Extract every line from the records below that contains the word "ylabel".
[START MATERIALS PROVIDED]
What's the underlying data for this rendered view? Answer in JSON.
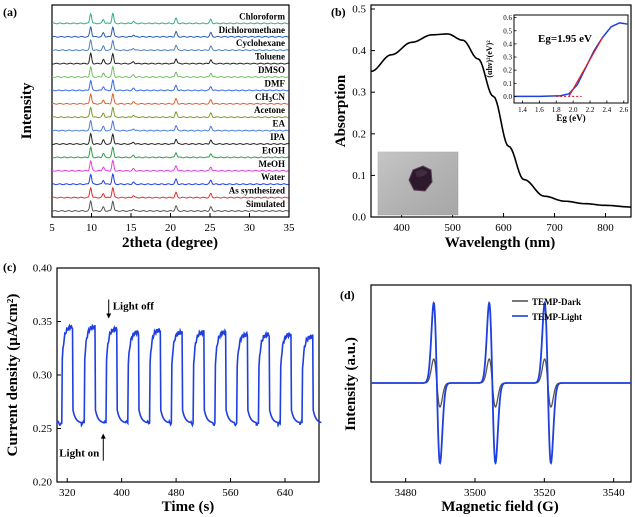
{
  "chart_data": [
    {
      "type": "line",
      "panel_label": "(a)",
      "xlabel": "2theta (degree)",
      "ylabel": "Intensity",
      "xlim": [
        5,
        35
      ],
      "x_ticks": [
        5,
        10,
        15,
        20,
        25,
        30,
        35
      ],
      "peaks_2theta": [
        9.9,
        11.5,
        12.7,
        15.3,
        20.7,
        25.1
      ],
      "series": [
        {
          "name": "Simulated",
          "color": "#555555"
        },
        {
          "name": "As synthesized",
          "color": "#e03030"
        },
        {
          "name": "Water",
          "color": "#1f3fe0"
        },
        {
          "name": "MeOH",
          "color": "#e040e0"
        },
        {
          "name": "EtOH",
          "color": "#2aa048"
        },
        {
          "name": "IPA",
          "color": "#222222"
        },
        {
          "name": "EA",
          "color": "#4a7be0"
        },
        {
          "name": "Acetone",
          "color": "#7a9c2a"
        },
        {
          "name": "CH3CN",
          "color": "#e06030"
        },
        {
          "name": "DMF",
          "color": "#3a6ae0"
        },
        {
          "name": "DMSO",
          "color": "#70c060"
        },
        {
          "name": "Toluene",
          "color": "#202020"
        },
        {
          "name": "Cyclohexane",
          "color": "#5080c0"
        },
        {
          "name": "Dichloromethane",
          "color": "#2a5ab0"
        },
        {
          "name": "Chloroform",
          "color": "#30b080"
        }
      ]
    },
    {
      "type": "line",
      "panel_label": "(b)",
      "xlabel": "Wavelength (nm)",
      "ylabel": "Absorption",
      "xlim": [
        340,
        850
      ],
      "ylim": [
        0.0,
        0.5
      ],
      "x_ticks": [
        400,
        500,
        600,
        700,
        800
      ],
      "y_ticks": [
        0.0,
        0.1,
        0.2,
        0.3,
        0.4,
        0.5
      ],
      "x": [
        340,
        380,
        420,
        460,
        490,
        520,
        550,
        580,
        610,
        640,
        680,
        720,
        760,
        800,
        850
      ],
      "y": [
        0.35,
        0.39,
        0.42,
        0.438,
        0.44,
        0.425,
        0.38,
        0.29,
        0.17,
        0.09,
        0.05,
        0.038,
        0.032,
        0.028,
        0.024
      ],
      "color": "#000000",
      "inset": {
        "annotation": "Eg=1.95 eV",
        "xlabel": "Eg (eV)",
        "ylabel": "(αhν)²(eV)²",
        "xlim": [
          1.3,
          2.65
        ],
        "ylim": [
          -0.05,
          0.62
        ],
        "x_ticks": [
          1.4,
          1.6,
          1.8,
          2.0,
          2.2,
          2.4,
          2.6
        ],
        "x_tick_labels": [
          "1.4",
          "1.6",
          "1.8",
          "2.0",
          "2.2",
          "2.4",
          "2.6"
        ],
        "y_ticks": [
          0.0,
          0.1,
          0.2,
          0.3,
          0.4,
          0.5,
          0.6
        ],
        "y_tick_labels": [
          "0.0",
          "0.1",
          "0.2",
          "0.3",
          "0.4",
          "0.5",
          "0.6"
        ],
        "curve_x": [
          1.3,
          1.6,
          1.85,
          1.95,
          2.05,
          2.15,
          2.25,
          2.35,
          2.45,
          2.55,
          2.65
        ],
        "curve_y": [
          0.0,
          0.0,
          0.005,
          0.02,
          0.09,
          0.22,
          0.35,
          0.45,
          0.53,
          0.56,
          0.55
        ],
        "fit_x": [
          1.95,
          2.35
        ],
        "fit_y": [
          0.0,
          0.45
        ],
        "baseline_x": [
          1.8,
          2.1
        ],
        "baseline_y": [
          0.0,
          0.0
        ],
        "curve_color": "#1f3fe0",
        "fit_color": "#e02020"
      }
    },
    {
      "type": "line",
      "panel_label": "(c)",
      "xlabel": "Time (s)",
      "ylabel": "Current density (μA/cm²)",
      "xlim": [
        305,
        690
      ],
      "ylim": [
        0.2,
        0.4
      ],
      "x_ticks": [
        320,
        400,
        480,
        560,
        640
      ],
      "y_ticks": [
        0.2,
        0.25,
        0.3,
        0.35,
        0.4
      ],
      "y_tick_labels": [
        "0.20",
        "0.25",
        "0.30",
        "0.35",
        "0.40"
      ],
      "on_times": [
        312,
        345,
        377,
        409,
        441,
        473,
        505,
        537,
        569,
        601,
        633,
        665
      ],
      "on_duration": 16,
      "off_level": 0.255,
      "on_levels": [
        0.345,
        0.345,
        0.343,
        0.34,
        0.342,
        0.34,
        0.34,
        0.34,
        0.338,
        0.338,
        0.338,
        0.336
      ],
      "x_end": 690,
      "color": "#1f3fe0",
      "annotations": [
        {
          "text": "Light off",
          "x": 381,
          "y": 0.35
        },
        {
          "text": "Light on",
          "x": 373,
          "y": 0.248
        }
      ]
    },
    {
      "type": "line",
      "panel_label": "(d)",
      "xlabel": "Magnetic field (G)",
      "ylabel": "Intensity (a.u.)",
      "xlim": [
        3470,
        3545
      ],
      "x_ticks": [
        3480,
        3500,
        3520,
        3540
      ],
      "line_centers": [
        3489.0,
        3505.0,
        3521.0
      ],
      "series": [
        {
          "name": "TEMP-Dark",
          "color": "#555555",
          "amplitude": 0.3
        },
        {
          "name": "TEMP-Light",
          "color": "#1f3fe0",
          "amplitude": 1.0
        }
      ]
    }
  ]
}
[END MATERIALS PROVIDED]
SOLVED EXERCISE
      "ylabel": "Intensity",
      "ylabel": "Absorption",
        "ylabel": "(αhν)²(eV)²",
      "ylabel": "Current density (μA/cm²)",
      "ylabel": "Intensity (a.u.)",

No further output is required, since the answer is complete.